The task
Copy every line that mentions the word "Sample".
——————
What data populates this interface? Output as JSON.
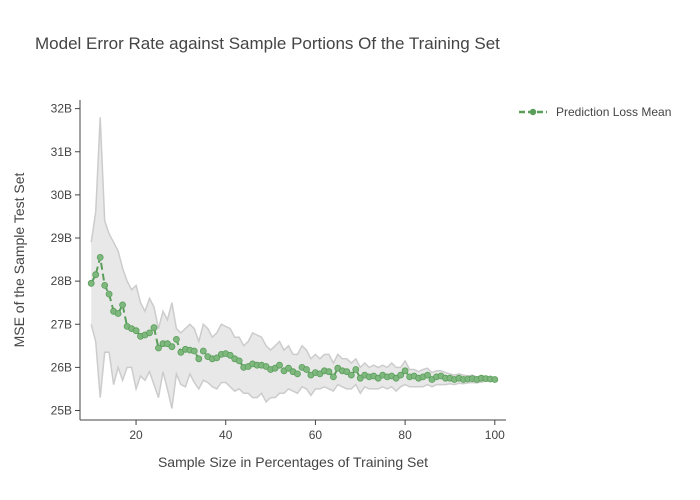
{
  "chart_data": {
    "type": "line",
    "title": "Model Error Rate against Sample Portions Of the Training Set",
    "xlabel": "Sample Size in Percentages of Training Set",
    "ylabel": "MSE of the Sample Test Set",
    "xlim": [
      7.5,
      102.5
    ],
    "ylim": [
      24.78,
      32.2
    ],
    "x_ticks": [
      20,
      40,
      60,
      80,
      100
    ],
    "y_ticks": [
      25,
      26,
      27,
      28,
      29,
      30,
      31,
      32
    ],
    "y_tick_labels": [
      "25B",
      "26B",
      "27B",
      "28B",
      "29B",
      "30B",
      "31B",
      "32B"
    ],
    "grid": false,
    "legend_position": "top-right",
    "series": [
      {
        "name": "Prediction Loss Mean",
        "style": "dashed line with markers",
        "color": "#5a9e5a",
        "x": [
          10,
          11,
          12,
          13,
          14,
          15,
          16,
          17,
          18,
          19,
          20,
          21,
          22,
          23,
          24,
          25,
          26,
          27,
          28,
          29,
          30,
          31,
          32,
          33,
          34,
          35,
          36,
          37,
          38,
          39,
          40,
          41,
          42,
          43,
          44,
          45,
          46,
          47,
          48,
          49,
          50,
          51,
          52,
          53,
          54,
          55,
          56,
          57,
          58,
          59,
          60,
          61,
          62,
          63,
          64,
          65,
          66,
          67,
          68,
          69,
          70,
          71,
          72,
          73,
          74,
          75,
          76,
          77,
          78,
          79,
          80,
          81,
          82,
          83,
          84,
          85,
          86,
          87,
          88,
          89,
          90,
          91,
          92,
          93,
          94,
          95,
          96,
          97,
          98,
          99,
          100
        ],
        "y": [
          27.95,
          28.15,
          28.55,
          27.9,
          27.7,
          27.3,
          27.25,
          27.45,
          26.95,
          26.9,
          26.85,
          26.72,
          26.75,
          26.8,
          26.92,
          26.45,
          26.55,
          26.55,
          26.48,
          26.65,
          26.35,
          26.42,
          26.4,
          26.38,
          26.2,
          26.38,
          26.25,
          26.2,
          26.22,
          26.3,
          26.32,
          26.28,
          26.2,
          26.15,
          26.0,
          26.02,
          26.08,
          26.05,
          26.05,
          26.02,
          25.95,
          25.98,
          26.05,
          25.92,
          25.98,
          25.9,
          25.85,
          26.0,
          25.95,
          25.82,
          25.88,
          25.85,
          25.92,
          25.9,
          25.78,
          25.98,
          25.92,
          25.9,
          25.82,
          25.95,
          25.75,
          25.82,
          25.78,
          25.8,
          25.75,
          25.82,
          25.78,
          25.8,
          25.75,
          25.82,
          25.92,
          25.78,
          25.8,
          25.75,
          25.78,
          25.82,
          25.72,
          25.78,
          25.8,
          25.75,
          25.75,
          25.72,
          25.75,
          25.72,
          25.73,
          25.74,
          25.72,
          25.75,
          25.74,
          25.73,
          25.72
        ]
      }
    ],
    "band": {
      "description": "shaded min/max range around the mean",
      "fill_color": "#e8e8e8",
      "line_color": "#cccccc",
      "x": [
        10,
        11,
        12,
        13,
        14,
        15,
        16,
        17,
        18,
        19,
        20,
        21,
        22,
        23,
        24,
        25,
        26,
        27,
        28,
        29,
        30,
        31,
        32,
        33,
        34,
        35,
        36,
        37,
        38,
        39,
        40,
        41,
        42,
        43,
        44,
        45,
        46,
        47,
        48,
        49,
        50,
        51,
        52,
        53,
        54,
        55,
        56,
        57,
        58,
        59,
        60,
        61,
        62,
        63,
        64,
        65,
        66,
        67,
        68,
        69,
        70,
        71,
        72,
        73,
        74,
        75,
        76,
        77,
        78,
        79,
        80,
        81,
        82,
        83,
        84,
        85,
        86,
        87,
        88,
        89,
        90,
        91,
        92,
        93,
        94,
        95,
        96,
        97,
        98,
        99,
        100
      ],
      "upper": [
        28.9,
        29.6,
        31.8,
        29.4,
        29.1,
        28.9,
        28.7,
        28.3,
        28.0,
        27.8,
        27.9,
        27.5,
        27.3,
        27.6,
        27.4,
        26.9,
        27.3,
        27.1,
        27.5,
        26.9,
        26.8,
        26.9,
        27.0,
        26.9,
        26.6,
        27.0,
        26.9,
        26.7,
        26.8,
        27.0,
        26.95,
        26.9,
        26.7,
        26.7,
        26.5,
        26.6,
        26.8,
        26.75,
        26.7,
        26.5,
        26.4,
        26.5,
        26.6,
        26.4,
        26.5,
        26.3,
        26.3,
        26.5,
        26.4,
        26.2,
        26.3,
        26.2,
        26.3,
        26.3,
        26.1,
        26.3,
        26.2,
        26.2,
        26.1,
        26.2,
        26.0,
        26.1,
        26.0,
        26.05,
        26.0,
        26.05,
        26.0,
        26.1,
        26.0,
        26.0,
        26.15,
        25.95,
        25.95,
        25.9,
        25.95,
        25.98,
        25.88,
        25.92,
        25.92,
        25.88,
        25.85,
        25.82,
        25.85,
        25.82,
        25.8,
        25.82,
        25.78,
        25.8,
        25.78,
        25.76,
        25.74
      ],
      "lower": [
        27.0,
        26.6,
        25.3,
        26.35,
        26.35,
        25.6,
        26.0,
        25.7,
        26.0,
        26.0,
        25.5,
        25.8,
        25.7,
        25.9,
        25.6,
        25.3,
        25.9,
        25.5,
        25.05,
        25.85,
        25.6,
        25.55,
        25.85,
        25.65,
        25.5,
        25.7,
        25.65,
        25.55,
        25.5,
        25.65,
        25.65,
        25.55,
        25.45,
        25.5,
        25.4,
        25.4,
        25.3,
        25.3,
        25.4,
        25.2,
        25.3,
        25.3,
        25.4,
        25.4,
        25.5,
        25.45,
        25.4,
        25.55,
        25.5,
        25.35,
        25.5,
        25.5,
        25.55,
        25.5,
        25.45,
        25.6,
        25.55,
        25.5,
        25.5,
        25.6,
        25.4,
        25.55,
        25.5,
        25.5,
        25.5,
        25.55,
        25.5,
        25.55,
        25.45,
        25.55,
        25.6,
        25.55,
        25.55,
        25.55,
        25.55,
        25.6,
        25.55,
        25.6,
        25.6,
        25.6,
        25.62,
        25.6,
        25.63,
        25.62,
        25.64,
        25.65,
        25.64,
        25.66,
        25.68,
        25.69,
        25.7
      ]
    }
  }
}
——————
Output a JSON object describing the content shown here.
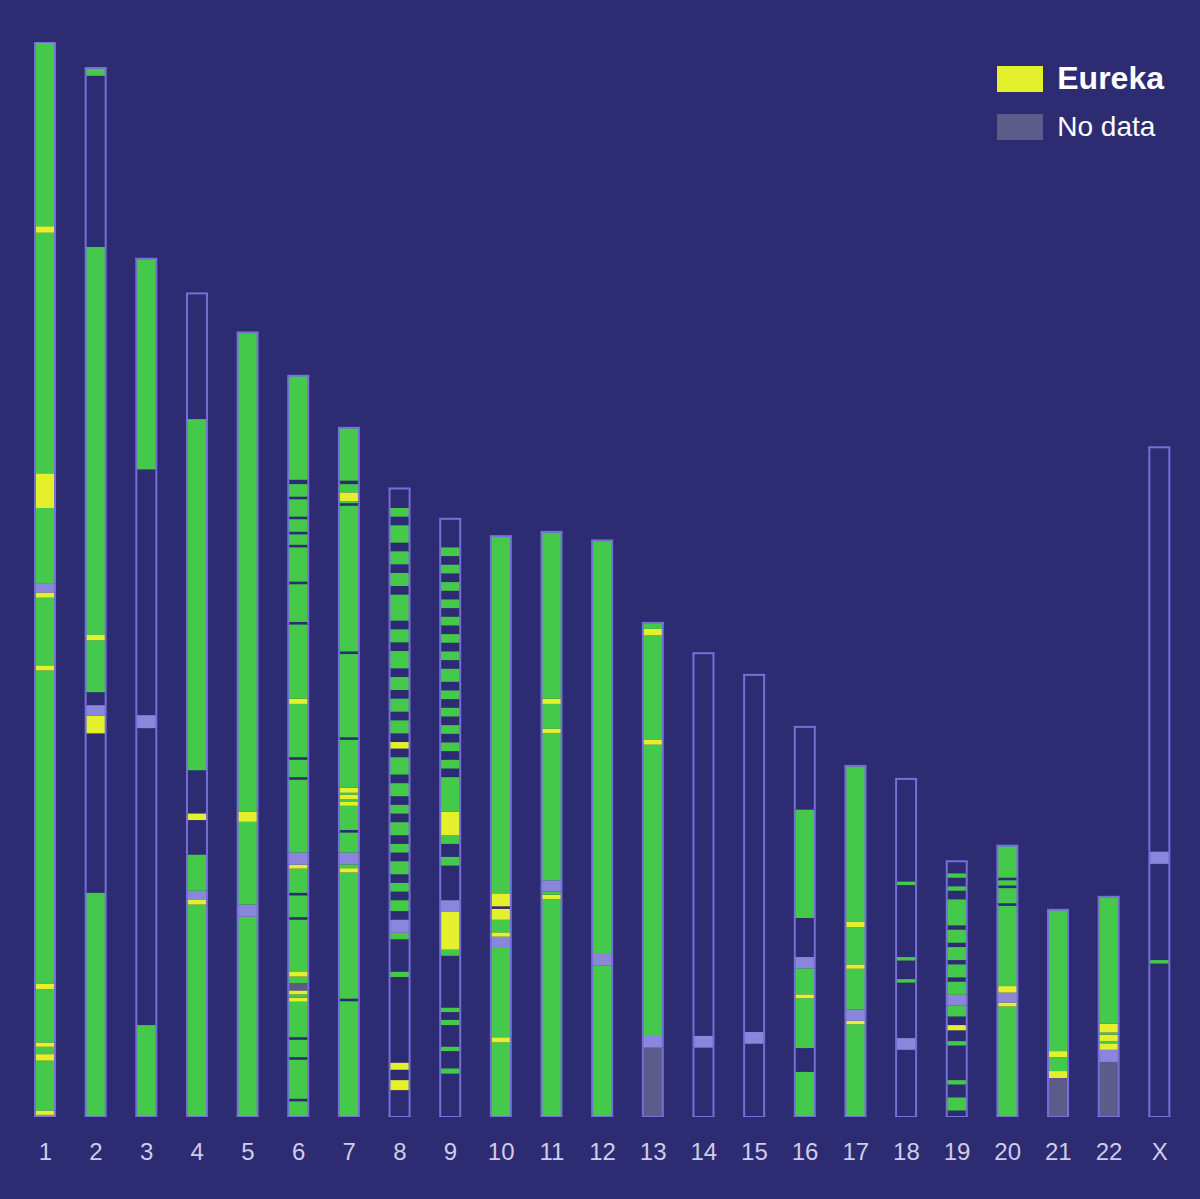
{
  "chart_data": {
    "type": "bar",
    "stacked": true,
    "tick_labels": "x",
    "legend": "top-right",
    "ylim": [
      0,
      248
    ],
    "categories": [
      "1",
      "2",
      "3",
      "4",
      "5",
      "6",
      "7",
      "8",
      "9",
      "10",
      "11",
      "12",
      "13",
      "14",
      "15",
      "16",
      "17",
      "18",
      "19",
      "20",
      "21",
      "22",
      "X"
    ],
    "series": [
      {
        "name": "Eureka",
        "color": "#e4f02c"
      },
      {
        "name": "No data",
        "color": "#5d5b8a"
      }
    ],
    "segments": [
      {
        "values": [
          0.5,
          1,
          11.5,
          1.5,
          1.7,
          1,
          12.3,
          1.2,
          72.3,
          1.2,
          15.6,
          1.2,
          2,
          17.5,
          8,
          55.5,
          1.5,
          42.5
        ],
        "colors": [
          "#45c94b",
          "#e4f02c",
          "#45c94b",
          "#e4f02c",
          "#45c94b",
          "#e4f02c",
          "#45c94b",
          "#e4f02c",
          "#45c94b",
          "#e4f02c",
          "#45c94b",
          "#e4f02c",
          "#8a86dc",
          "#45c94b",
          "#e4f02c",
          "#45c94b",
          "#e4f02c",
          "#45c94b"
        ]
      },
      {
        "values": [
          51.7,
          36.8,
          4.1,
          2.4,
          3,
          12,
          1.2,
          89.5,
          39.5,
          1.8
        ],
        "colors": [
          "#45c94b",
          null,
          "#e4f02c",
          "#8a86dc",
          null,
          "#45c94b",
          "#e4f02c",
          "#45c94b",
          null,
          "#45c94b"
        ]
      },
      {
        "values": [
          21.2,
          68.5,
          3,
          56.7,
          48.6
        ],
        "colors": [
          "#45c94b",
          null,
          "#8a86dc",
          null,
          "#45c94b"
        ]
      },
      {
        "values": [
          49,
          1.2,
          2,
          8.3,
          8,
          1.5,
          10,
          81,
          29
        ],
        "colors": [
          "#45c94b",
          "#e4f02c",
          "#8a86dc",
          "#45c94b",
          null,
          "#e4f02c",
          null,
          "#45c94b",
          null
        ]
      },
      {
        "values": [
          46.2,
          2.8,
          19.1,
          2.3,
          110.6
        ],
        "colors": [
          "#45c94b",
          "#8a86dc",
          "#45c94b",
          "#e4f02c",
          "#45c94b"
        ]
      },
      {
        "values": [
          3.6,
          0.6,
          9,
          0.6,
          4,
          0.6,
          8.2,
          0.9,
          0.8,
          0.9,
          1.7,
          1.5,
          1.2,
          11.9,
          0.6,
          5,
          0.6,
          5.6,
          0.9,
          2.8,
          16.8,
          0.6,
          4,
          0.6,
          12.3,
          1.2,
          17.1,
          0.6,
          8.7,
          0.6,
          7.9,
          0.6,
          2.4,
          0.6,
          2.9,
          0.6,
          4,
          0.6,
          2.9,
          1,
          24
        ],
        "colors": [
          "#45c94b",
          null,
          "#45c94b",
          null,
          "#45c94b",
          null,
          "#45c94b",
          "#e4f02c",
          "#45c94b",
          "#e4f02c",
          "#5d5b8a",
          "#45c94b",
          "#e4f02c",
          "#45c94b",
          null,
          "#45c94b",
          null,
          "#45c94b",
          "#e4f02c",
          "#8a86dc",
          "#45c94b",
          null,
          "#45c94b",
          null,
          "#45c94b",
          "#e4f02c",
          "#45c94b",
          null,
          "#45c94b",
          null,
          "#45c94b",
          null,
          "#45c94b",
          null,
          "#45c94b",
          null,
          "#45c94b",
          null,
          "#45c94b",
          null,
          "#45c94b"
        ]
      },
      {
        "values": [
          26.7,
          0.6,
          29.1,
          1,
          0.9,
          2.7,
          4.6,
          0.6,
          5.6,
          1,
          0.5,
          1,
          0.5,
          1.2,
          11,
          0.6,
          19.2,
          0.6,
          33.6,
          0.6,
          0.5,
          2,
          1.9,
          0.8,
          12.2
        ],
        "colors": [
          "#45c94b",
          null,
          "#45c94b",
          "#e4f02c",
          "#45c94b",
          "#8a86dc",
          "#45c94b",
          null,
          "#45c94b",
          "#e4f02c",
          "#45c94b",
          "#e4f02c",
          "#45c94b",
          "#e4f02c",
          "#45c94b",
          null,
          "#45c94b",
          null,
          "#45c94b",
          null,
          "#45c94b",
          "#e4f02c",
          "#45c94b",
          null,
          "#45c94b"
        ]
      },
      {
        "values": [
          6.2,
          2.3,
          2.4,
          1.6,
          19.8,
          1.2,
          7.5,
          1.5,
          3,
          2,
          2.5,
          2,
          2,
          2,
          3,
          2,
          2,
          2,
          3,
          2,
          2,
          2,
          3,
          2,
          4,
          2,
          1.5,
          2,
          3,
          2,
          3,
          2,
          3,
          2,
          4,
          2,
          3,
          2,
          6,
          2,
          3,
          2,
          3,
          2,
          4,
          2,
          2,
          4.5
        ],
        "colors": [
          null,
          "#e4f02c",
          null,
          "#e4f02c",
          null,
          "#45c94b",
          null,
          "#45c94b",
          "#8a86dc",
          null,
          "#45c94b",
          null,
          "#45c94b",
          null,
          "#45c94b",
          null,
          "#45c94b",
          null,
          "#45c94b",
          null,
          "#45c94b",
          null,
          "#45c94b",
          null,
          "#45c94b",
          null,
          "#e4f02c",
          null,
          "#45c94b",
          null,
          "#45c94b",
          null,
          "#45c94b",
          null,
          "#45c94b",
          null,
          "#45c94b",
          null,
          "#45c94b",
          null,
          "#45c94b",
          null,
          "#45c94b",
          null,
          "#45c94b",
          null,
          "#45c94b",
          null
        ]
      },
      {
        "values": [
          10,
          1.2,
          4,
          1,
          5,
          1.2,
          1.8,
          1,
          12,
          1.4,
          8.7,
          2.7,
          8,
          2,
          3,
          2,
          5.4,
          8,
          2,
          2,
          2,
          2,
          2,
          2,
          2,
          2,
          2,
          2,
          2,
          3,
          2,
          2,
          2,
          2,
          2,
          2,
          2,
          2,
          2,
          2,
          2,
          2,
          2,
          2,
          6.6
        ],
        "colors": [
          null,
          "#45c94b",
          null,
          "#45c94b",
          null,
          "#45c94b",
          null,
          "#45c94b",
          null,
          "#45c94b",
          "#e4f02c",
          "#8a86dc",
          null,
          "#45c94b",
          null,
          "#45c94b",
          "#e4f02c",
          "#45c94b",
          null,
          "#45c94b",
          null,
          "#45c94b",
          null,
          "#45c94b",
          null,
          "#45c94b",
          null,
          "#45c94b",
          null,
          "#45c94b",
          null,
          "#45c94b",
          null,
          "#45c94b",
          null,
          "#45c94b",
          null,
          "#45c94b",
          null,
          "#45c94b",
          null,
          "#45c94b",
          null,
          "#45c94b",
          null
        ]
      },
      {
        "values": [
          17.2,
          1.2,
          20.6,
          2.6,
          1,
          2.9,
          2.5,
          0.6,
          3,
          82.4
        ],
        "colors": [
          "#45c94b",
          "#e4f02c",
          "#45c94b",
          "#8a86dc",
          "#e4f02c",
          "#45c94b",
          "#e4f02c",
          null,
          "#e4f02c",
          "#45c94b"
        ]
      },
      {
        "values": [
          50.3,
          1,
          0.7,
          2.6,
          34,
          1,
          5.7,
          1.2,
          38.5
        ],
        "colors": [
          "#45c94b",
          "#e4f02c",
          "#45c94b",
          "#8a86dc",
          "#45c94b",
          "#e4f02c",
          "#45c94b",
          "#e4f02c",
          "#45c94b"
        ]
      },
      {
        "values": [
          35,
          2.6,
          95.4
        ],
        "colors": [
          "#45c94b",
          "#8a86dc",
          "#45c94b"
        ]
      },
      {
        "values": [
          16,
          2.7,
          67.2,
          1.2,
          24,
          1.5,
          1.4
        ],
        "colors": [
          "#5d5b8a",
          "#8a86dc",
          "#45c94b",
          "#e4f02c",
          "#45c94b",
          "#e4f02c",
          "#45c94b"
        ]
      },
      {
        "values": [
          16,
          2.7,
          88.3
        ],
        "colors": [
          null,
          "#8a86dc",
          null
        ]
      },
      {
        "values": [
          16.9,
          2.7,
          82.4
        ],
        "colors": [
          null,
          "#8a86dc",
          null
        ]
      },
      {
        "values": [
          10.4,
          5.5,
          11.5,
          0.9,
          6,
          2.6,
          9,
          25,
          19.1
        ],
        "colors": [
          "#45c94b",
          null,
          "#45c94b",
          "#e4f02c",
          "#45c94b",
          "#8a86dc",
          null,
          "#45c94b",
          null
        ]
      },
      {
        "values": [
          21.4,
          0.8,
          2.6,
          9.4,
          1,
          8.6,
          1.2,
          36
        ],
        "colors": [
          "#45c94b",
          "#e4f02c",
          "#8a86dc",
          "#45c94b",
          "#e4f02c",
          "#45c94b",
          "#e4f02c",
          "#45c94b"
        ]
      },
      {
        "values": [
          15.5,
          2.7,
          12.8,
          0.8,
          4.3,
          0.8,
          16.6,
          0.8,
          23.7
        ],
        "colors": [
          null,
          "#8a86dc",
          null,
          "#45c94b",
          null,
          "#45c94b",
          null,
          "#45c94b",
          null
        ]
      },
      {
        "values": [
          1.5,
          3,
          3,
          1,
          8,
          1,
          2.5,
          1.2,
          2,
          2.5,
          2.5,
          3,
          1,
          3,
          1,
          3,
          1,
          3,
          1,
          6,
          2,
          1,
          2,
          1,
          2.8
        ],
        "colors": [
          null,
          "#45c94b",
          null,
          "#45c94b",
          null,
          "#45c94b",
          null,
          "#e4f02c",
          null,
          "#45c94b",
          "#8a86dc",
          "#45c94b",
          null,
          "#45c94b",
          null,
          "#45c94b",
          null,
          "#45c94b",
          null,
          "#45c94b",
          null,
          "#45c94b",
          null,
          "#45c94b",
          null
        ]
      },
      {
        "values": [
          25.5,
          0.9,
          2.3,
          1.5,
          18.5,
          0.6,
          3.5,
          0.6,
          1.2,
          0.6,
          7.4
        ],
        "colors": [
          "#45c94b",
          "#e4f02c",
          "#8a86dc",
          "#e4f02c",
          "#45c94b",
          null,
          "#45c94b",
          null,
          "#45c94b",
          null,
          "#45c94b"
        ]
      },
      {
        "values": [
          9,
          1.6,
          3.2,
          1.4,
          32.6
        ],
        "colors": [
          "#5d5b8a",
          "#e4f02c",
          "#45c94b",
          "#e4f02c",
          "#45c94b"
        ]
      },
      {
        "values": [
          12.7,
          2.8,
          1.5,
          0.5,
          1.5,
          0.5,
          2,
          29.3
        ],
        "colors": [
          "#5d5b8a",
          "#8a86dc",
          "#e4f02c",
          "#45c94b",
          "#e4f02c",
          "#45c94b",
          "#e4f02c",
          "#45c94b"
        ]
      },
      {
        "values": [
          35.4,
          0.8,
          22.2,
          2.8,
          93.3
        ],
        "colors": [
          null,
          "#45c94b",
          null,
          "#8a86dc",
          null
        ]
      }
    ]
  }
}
——————
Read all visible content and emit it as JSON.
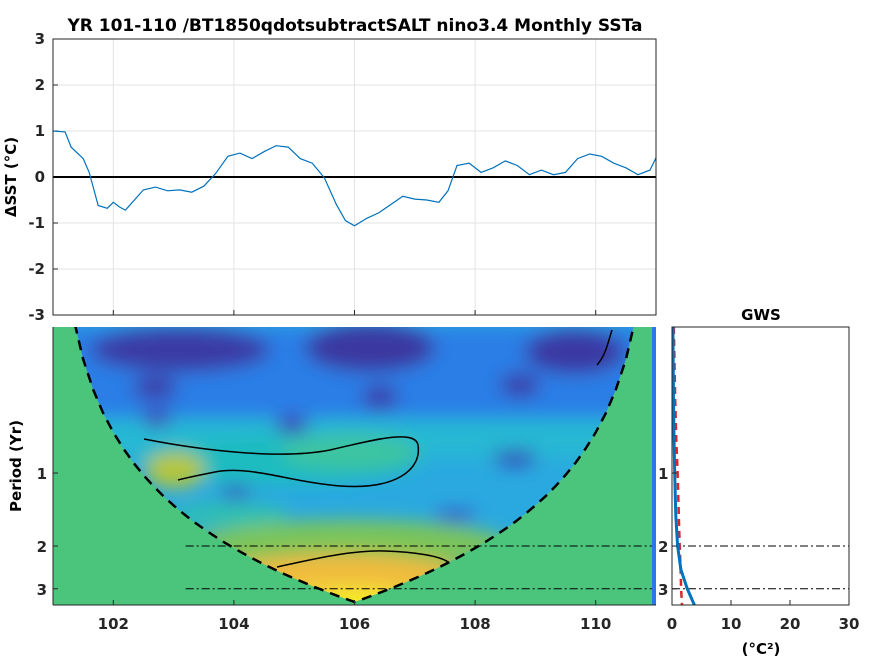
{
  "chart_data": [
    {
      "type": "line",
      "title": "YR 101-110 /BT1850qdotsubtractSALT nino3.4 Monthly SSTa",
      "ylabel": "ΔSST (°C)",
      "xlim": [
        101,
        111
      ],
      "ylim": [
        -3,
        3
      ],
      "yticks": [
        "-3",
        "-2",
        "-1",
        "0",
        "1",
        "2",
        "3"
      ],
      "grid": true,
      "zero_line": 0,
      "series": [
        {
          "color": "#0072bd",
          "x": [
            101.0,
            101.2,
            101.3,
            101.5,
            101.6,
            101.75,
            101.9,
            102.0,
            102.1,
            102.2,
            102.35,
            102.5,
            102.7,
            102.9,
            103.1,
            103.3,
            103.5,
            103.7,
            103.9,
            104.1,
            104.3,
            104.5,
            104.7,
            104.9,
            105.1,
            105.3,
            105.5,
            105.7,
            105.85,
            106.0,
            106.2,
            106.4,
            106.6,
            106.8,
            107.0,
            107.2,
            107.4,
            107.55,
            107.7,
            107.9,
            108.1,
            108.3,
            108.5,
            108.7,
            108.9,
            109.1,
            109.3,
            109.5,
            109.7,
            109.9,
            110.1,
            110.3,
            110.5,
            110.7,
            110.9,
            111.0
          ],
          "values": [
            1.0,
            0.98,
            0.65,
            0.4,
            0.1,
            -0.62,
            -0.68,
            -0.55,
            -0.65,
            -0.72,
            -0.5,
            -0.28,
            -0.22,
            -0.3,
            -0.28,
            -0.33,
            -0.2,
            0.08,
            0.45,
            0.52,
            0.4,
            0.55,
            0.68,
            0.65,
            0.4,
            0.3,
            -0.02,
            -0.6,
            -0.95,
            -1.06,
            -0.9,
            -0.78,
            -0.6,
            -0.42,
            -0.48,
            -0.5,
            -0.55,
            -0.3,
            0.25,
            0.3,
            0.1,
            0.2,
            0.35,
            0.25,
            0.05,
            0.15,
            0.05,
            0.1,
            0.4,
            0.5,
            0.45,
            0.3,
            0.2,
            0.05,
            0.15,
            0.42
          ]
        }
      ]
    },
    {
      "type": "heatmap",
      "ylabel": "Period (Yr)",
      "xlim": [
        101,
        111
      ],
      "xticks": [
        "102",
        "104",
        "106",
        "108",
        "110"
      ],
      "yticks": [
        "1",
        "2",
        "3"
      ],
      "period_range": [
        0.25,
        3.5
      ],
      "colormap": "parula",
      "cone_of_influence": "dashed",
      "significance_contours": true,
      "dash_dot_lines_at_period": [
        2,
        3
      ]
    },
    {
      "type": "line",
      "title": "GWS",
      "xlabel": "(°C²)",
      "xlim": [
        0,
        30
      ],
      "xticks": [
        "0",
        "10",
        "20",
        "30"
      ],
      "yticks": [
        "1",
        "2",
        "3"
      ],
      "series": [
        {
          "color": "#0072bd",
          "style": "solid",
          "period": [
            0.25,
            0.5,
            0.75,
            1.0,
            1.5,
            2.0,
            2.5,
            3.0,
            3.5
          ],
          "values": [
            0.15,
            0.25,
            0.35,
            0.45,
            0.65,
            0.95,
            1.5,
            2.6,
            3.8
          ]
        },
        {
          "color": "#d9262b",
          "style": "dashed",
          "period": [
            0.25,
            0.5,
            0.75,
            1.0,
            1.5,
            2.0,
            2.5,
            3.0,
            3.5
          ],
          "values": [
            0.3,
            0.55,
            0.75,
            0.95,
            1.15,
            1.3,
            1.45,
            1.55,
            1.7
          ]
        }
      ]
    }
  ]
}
——————
The answer
    "title": "Model Error Rate against Sample Portions Of the Training Set",
    "xlabel": "Sample Size in Percentages of Training Set",
    "ylabel": "MSE of the Sample Test Set",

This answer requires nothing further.